> [Do this] Reproduce all entries precisely as they are written.

> [Information provided]
^^^^^^^^

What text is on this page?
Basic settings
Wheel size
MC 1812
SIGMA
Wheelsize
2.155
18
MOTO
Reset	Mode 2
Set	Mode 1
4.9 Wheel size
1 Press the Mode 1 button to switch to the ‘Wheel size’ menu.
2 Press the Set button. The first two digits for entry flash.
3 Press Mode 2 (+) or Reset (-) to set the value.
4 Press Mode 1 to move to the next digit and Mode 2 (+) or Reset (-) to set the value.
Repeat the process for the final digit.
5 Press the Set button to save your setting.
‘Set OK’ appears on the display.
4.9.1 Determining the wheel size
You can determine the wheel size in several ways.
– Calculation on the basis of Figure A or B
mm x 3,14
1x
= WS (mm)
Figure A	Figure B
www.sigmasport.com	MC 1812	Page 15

^^^^^^^^

> [Response]
What text is on this page?
Basic settings
Wheel size
MC 1812
SIGMA
Wheelsize
2.155
18
MOTO
Reset	Mode 2
Set	Mode 1
4.9 Wheel size
1 Press the Mode 1 button to switch to the ‘Wheel size’ menu.
2 Press the Set button. The first two digits for entry flash.
3 Press Mode 2 (+) or Reset (-) to set the value.
4 Press Mode 1 to move to the next digit and Mode 2 (+) or Reset (-) to set the value.
Repeat the process for the final digit.
5 Press the Set button to save your setting.
‘Set OK’ appears on the display.
4.9.1 Determining the wheel size
You can determine the wheel size in several ways.
– Calculation on the basis of Figure A or B
mm x 3,14
1x
= WS (mm)
Figure A	Figure B
www.sigmasport.com	MC 1812	Page 15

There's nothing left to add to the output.